Requirement >> Could you output each line of the data that follows exactly?

Stored items:
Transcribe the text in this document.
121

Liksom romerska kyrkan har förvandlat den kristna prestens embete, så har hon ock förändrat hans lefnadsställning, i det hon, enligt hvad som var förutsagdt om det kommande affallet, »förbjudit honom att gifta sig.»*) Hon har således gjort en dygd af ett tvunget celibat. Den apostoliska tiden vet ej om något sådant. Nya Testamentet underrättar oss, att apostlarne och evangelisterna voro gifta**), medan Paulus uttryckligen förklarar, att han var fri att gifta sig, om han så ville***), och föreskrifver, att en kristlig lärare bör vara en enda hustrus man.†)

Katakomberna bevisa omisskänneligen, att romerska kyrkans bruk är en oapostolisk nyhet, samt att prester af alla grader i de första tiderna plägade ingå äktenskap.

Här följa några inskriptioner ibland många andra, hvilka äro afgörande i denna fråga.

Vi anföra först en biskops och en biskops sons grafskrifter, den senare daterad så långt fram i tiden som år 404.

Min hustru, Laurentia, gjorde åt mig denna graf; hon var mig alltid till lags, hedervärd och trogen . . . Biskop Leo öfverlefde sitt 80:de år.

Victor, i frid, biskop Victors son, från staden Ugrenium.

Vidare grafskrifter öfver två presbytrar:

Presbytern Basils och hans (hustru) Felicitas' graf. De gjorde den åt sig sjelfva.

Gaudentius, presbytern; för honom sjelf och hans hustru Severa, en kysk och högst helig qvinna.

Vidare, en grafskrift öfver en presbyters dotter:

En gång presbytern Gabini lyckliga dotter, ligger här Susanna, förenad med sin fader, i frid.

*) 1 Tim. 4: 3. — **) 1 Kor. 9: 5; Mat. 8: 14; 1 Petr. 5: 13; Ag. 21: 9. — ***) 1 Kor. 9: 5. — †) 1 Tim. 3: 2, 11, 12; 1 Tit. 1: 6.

Task response >>
Transcribe the text in this document.
121

Liksom romerska kyrkan har förvandlat den kristna prestens embete, så har hon ock förändrat hans lefnadsställning, i det hon, enligt hvad som var förutsagdt om det kommande affallet, »förbjudit honom att gifta sig.»*) Hon har således gjort en dygd af ett tvunget celibat. Den apostoliska tiden vet ej om något sådant. Nya Testamentet underrättar oss, att apostlarne och evangelisterna voro gifta**), medan Paulus uttryckligen förklarar, att han var fri att gifta sig, om han så ville***), och föreskrifver, att en kristlig lärare bör vara en enda hustrus man.†)

Katakomberna bevisa omisskänneligen, att romerska kyrkans bruk är en oapostolisk nyhet, samt att prester af alla grader i de första tiderna plägade ingå äktenskap.

Här följa några inskriptioner ibland många andra, hvilka äro afgörande i denna fråga.

Vi anföra först en biskops och en biskops sons grafskrifter, den senare daterad så långt fram i tiden som år 404.

Min hustru, Laurentia, gjorde åt mig denna graf; hon var mig alltid till lags, hedervärd och trogen . . . Biskop Leo öfverlefde sitt 80:de år.

Victor, i frid, biskop Victors son, från staden Ugrenium.

Vidare grafskrifter öfver två presbytrar:

Presbytern Basils och hans (hustru) Felicitas' graf. De gjorde den åt sig sjelfva.

Gaudentius, presbytern; för honom sjelf och hans hustru Severa, en kysk och högst helig qvinna.

Vidare, en grafskrift öfver en presbyters dotter:

En gång presbytern Gabini lyckliga dotter, ligger här Susanna, förenad med sin fader, i frid.

*) 1 Tim. 4: 3. — **) 1 Kor. 9: 5; Mat. 8: 14; 1 Petr. 5: 13; Ag. 21: 9. — ***) 1 Kor. 9: 5. — †) 1 Tim. 3: 2, 11, 12; 1 Tit. 1: 6.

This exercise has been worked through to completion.